» **Chart and figure data**
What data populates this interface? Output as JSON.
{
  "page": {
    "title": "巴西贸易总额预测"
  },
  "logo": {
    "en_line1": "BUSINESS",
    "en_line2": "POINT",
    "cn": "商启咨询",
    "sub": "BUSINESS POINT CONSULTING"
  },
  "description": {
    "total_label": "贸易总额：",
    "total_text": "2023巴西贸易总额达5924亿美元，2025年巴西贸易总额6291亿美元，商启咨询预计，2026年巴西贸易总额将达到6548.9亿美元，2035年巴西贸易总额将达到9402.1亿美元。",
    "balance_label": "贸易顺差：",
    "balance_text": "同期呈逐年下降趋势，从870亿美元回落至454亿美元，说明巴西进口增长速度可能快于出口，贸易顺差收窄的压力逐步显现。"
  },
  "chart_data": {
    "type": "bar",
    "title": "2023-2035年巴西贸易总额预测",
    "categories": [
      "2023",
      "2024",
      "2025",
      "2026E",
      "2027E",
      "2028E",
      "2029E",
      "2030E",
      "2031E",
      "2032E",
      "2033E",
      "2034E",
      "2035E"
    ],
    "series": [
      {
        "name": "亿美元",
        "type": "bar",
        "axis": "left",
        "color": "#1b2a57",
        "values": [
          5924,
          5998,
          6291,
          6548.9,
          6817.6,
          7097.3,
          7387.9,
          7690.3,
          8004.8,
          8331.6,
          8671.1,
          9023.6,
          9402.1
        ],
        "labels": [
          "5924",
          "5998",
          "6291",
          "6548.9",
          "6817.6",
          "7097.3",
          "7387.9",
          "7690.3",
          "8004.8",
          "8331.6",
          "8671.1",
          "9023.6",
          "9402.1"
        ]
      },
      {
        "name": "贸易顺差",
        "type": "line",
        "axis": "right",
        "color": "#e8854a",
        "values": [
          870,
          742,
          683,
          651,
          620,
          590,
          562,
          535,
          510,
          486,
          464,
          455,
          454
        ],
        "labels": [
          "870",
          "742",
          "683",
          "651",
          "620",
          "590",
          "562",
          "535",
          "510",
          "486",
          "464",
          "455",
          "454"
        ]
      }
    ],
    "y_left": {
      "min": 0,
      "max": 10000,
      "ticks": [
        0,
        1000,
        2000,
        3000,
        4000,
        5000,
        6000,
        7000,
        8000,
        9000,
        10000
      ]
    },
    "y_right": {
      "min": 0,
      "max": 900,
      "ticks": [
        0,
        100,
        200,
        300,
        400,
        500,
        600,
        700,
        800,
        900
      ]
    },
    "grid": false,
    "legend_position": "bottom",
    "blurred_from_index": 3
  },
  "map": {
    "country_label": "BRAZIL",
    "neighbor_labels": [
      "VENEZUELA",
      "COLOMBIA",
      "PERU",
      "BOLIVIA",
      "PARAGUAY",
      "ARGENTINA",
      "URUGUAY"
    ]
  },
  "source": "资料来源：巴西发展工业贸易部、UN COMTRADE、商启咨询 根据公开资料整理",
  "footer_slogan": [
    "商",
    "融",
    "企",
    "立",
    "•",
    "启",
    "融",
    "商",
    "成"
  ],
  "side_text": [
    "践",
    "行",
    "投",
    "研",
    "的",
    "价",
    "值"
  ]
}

» **WORK REQUIRED**
Reproduce every record above exactly as it appears.

» **PROBLEM SOLUTION**
What data populates this interface? Output as JSON.
{
  "page": {
    "title": "巴西贸易总额预测"
  },
  "logo": {
    "en_line1": "BUSINESS",
    "en_line2": "POINT",
    "cn": "商启咨询",
    "sub": "BUSINESS POINT CONSULTING"
  },
  "description": {
    "total_label": "贸易总额：",
    "total_text": "2023巴西贸易总额达5924亿美元，2025年巴西贸易总额6291亿美元，商启咨询预计，2026年巴西贸易总额将达到6548.9亿美元，2035年巴西贸易总额将达到9402.1亿美元。",
    "balance_label": "贸易顺差：",
    "balance_text": "同期呈逐年下降趋势，从870亿美元回落至454亿美元，说明巴西进口增长速度可能快于出口，贸易顺差收窄的压力逐步显现。"
  },
  "chart_data": {
    "type": "bar",
    "title": "2023-2035年巴西贸易总额预测",
    "categories": [
      "2023",
      "2024",
      "2025",
      "2026E",
      "2027E",
      "2028E",
      "2029E",
      "2030E",
      "2031E",
      "2032E",
      "2033E",
      "2034E",
      "2035E"
    ],
    "series": [
      {
        "name": "亿美元",
        "type": "bar",
        "axis": "left",
        "color": "#1b2a57",
        "values": [
          5924,
          5998,
          6291,
          6548.9,
          6817.6,
          7097.3,
          7387.9,
          7690.3,
          8004.8,
          8331.6,
          8671.1,
          9023.6,
          9402.1
        ],
        "labels": [
          "5924",
          "5998",
          "6291",
          "6548.9",
          "6817.6",
          "7097.3",
          "7387.9",
          "7690.3",
          "8004.8",
          "8331.6",
          "8671.1",
          "9023.6",
          "9402.1"
        ]
      },
      {
        "name": "贸易顺差",
        "type": "line",
        "axis": "right",
        "color": "#e8854a",
        "values": [
          870,
          742,
          683,
          651,
          620,
          590,
          562,
          535,
          510,
          486,
          464,
          455,
          454
        ],
        "labels": [
          "870",
          "742",
          "683",
          "651",
          "620",
          "590",
          "562",
          "535",
          "510",
          "486",
          "464",
          "455",
          "454"
        ]
      }
    ],
    "y_left": {
      "min": 0,
      "max": 10000,
      "ticks": [
        0,
        1000,
        2000,
        3000,
        4000,
        5000,
        6000,
        7000,
        8000,
        9000,
        10000
      ]
    },
    "y_right": {
      "min": 0,
      "max": 900,
      "ticks": [
        0,
        100,
        200,
        300,
        400,
        500,
        600,
        700,
        800,
        900
      ]
    },
    "grid": false,
    "legend_position": "bottom",
    "blurred_from_index": 3
  },
  "map": {
    "country_label": "BRAZIL",
    "neighbor_labels": [
      "VENEZUELA",
      "COLOMBIA",
      "PERU",
      "BOLIVIA",
      "PARAGUAY",
      "ARGENTINA",
      "URUGUAY"
    ]
  },
  "source": "资料来源：巴西发展工业贸易部、UN COMTRADE、商启咨询 根据公开资料整理",
  "footer_slogan": [
    "商",
    "融",
    "企",
    "立",
    "•",
    "启",
    "融",
    "商",
    "成"
  ],
  "side_text": [
    "践",
    "行",
    "投",
    "研",
    "的",
    "价",
    "值"
  ]
}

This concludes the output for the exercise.